Go through the records below line by line. Count the lines with "name" and give the count alone.

[Start of Material to process]

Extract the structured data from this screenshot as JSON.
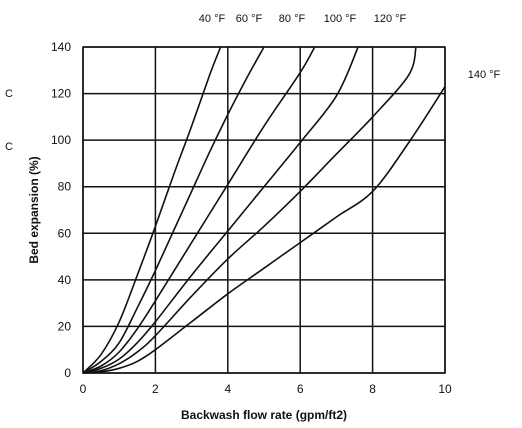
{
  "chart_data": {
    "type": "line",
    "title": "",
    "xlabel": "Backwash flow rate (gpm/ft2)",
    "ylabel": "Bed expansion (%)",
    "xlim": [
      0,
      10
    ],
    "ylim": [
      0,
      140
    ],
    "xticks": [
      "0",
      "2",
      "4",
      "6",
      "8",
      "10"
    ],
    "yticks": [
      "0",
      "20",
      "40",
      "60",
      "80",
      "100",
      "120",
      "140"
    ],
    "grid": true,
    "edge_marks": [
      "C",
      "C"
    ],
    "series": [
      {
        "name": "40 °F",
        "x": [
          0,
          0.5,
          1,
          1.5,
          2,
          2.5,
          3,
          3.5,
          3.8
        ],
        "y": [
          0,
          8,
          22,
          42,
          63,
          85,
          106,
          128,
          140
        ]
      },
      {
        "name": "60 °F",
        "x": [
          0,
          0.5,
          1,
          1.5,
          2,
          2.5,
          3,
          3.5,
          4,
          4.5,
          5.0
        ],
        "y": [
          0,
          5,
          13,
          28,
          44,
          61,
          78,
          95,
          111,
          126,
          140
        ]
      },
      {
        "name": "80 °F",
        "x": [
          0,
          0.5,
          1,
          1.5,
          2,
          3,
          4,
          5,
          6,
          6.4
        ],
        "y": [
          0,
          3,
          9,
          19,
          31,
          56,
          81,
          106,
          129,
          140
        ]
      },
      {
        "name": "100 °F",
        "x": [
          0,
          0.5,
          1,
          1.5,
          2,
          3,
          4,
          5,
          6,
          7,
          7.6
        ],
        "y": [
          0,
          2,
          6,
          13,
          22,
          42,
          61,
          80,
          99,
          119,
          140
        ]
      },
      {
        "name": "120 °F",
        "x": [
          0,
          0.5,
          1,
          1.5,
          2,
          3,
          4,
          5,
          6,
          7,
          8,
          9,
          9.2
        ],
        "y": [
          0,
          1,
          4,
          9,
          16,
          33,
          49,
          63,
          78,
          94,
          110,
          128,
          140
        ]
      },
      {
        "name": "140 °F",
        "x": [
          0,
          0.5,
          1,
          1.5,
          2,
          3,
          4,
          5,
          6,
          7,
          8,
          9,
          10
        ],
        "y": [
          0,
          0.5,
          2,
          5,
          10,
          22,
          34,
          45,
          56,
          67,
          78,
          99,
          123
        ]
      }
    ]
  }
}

[End of Material to process]

● **Result below**: 6